TASK STATEMENT >>
Scan the data below for the string "with". Show every line where it turns up.

---------------

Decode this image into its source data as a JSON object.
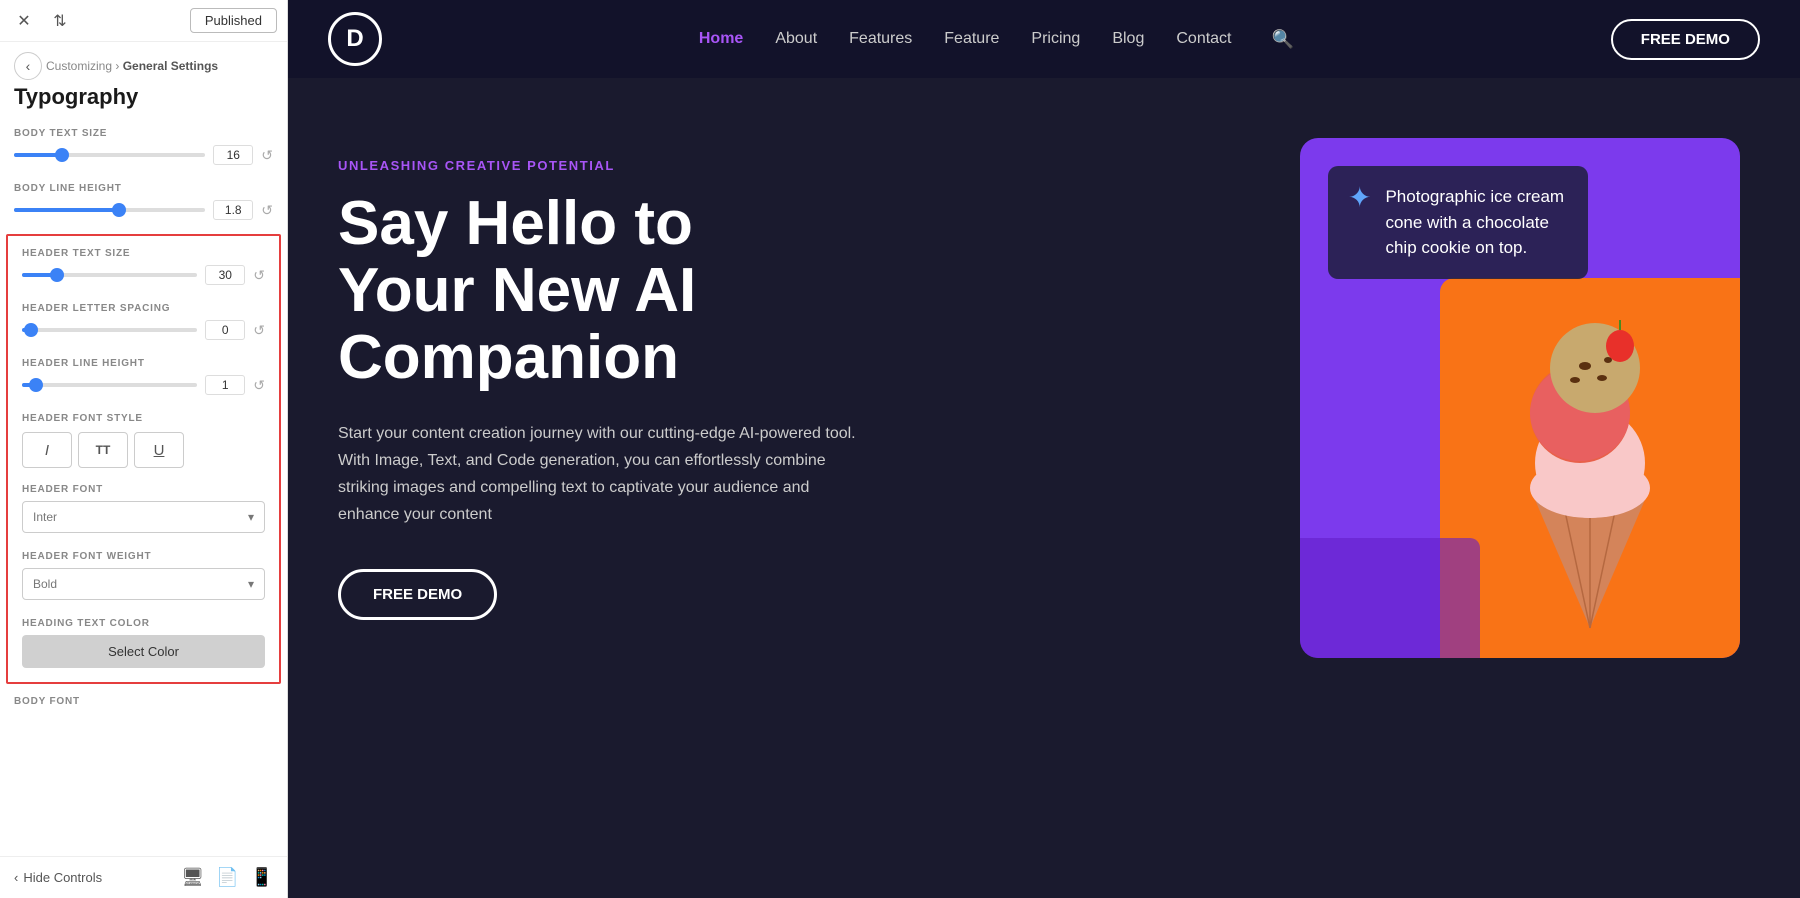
{
  "topbar": {
    "published_label": "Published",
    "close_icon": "✕",
    "swap_icon": "⇅"
  },
  "panel": {
    "back_icon": "‹",
    "breadcrumb_parent": "Customizing",
    "breadcrumb_arrow": "›",
    "breadcrumb_child": "General Settings",
    "title": "Typography",
    "body_text_size_label": "BODY TEXT SIZE",
    "body_text_size_value": "16",
    "body_text_size_percent": 25,
    "body_line_height_label": "BODY LINE HEIGHT",
    "body_line_height_value": "1.8",
    "body_line_height_percent": 55,
    "header_text_size_label": "HEADER TEXT SIZE",
    "header_text_size_value": "30",
    "header_text_size_percent": 20,
    "header_letter_spacing_label": "HEADER LETTER SPACING",
    "header_letter_spacing_value": "0",
    "header_letter_spacing_percent": 5,
    "header_line_height_label": "HEADER LINE HEIGHT",
    "header_line_height_value": "1",
    "header_line_height_percent": 8,
    "header_font_style_label": "HEADER FONT STYLE",
    "style_italic": "I",
    "style_caps": "TT",
    "style_underline": "U",
    "header_font_label": "HEADER FONT",
    "header_font_value": "Inter",
    "header_font_weight_label": "HEADER FONT WEIGHT",
    "header_font_weight_value": "Bold",
    "heading_text_color_label": "HEADING TEXT COLOR",
    "select_color_label": "Select Color",
    "body_font_label": "BODY FONT",
    "hide_controls_label": "Hide Controls"
  },
  "site": {
    "logo_letter": "D",
    "nav_links": [
      "Home",
      "About",
      "Features",
      "Feature",
      "Pricing",
      "Blog",
      "Contact"
    ],
    "nav_active": "Home",
    "free_demo_btn": "FREE DEMO",
    "hero_tag": "UNLEASHING CREATIVE POTENTIAL",
    "hero_heading_line1": "Say Hello to",
    "hero_heading_line2": "Your New AI",
    "hero_heading_line3": "Companion",
    "hero_desc": "Start your content creation journey with our cutting-edge AI-powered tool. With Image, Text, and Code generation, you can effortlessly combine striking images and compelling text to captivate your audience and enhance your content",
    "hero_cta": "FREE DEMO",
    "ai_tooltip_text": "Photographic ice cream cone with a chocolate chip cookie on top."
  }
}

---------------

RESULT OF THE TASK >>
    "hero_desc": "Start your content creation journey with our cutting-edge AI-powered tool. With Image, Text, and Code generation, you can effortlessly combine striking images and compelling text to captivate your audience and enhance your content",
    "ai_tooltip_text": "Photographic ice cream cone with a chocolate chip cookie on top."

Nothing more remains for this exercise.